# [What this task involves]
Write out every line below that includes the word "content".

----- Input data

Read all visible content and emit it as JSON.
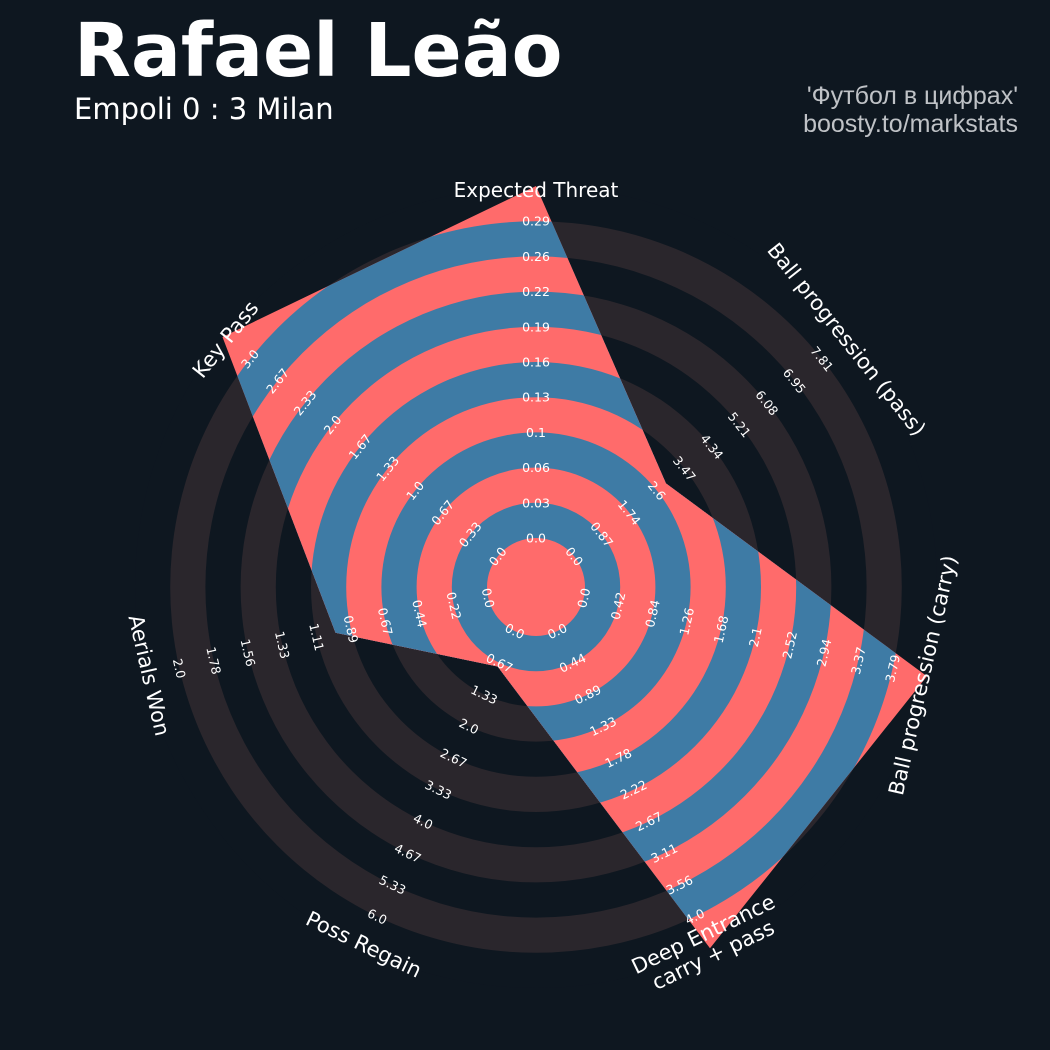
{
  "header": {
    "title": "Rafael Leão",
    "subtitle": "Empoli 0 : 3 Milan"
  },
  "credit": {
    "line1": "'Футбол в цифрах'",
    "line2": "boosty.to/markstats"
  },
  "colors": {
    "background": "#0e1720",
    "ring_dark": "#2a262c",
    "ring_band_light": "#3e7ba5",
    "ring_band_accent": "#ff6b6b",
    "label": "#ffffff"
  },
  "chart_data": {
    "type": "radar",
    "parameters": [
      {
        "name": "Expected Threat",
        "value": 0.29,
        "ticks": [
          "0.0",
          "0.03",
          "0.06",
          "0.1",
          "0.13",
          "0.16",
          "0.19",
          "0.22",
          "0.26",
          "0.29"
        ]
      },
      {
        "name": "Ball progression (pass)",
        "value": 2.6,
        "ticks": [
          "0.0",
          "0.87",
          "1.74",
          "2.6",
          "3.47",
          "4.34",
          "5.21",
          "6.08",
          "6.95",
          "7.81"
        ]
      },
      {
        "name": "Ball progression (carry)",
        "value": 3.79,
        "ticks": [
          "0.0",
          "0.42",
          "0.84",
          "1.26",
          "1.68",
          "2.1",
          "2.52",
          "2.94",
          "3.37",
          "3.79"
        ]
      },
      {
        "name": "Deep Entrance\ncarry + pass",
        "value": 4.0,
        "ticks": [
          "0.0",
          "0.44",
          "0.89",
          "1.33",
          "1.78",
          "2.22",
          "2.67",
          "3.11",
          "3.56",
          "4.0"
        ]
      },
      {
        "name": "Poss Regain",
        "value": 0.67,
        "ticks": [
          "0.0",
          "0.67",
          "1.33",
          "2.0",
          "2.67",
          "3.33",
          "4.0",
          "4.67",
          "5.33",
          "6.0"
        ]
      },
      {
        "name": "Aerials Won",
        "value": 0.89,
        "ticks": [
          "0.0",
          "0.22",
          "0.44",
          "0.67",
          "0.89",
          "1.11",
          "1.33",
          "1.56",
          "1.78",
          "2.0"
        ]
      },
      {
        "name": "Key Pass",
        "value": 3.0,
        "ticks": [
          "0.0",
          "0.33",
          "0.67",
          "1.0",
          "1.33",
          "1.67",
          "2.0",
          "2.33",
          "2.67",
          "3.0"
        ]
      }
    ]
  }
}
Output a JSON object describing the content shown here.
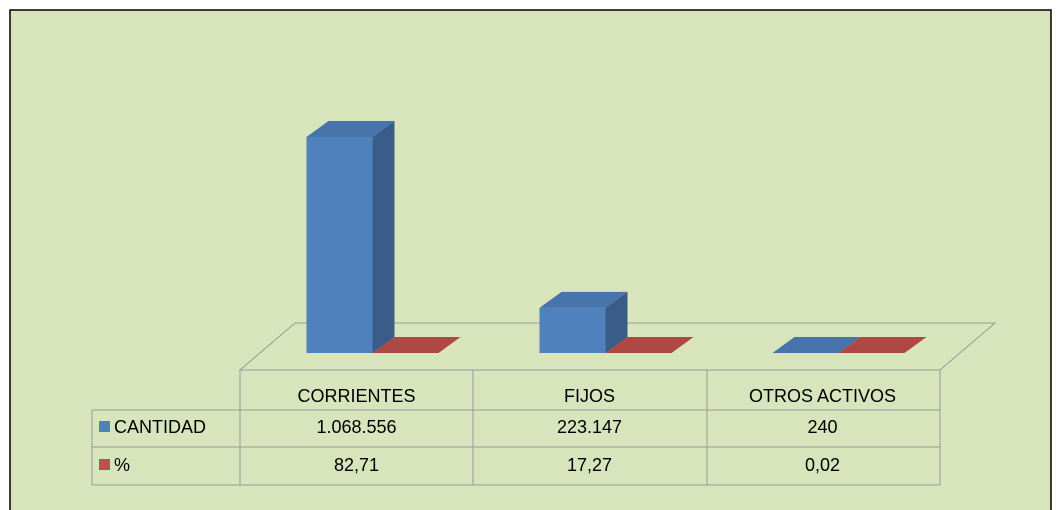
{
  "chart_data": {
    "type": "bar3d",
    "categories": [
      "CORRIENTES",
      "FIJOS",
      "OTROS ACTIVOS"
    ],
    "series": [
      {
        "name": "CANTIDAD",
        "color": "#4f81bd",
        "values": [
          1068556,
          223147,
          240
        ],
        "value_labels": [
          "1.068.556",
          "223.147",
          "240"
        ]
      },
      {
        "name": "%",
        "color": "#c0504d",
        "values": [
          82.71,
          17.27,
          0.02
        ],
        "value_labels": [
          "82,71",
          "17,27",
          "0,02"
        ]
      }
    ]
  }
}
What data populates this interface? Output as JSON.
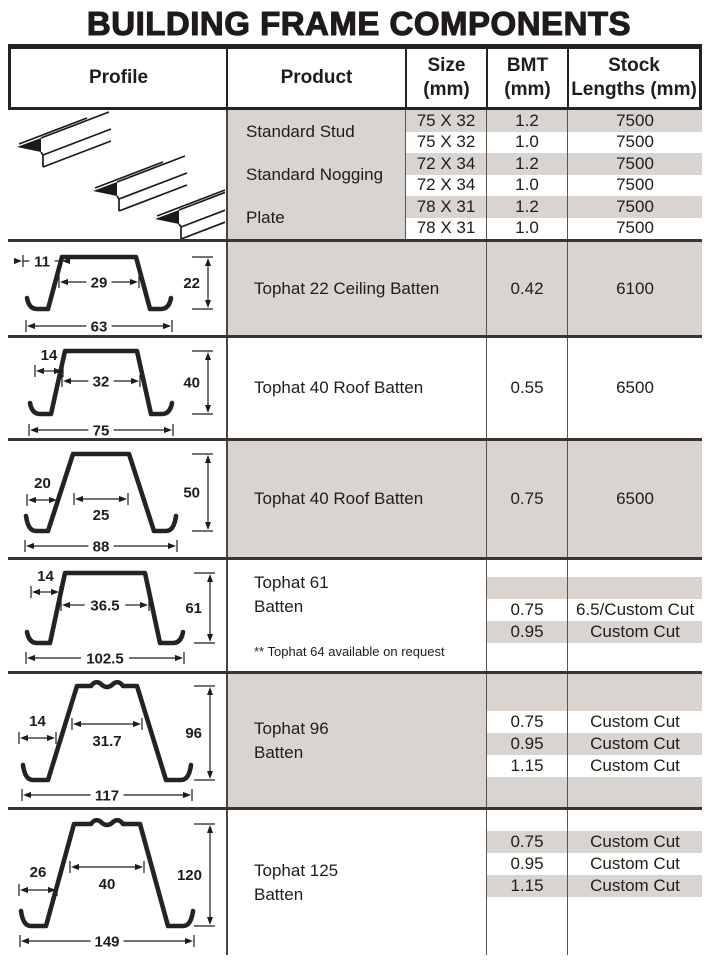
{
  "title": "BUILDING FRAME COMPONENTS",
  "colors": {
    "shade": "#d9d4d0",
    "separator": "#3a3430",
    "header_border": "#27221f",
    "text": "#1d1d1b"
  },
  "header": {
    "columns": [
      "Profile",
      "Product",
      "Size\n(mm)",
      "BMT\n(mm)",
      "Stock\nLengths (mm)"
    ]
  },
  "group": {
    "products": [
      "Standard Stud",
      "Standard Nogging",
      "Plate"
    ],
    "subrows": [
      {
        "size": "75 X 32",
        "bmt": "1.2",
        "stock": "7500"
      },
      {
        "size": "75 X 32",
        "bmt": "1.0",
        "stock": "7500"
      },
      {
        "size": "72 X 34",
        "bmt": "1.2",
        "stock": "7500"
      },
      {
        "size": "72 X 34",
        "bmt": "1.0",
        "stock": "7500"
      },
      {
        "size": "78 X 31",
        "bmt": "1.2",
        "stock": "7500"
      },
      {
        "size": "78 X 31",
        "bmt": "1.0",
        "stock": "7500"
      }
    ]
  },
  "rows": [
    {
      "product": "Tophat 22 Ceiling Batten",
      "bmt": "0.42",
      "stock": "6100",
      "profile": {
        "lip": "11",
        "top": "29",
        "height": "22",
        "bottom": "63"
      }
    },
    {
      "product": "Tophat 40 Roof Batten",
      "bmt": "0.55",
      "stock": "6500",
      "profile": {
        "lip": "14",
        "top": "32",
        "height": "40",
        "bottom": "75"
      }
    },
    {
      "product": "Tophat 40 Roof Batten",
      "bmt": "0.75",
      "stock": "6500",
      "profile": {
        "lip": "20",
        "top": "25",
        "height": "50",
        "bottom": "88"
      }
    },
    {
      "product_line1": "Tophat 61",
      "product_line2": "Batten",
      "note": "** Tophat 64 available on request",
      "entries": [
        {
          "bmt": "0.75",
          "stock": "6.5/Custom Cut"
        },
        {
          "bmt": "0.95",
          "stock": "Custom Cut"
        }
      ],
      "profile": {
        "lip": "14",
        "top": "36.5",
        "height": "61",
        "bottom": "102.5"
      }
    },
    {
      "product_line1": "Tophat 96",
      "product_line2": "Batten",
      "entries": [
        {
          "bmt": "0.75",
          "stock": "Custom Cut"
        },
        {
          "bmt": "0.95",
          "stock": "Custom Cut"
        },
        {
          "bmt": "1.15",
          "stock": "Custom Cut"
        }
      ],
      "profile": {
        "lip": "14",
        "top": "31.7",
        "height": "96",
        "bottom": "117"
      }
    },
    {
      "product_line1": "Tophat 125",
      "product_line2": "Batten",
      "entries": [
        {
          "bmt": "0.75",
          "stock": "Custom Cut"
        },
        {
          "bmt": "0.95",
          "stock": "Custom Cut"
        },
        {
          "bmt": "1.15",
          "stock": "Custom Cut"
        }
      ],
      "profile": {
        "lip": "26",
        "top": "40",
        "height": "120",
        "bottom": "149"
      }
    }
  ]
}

----------

# [Answer to the problem]
Read all visible content and emit it as JSON.
Output a JSON object describing the content shown here.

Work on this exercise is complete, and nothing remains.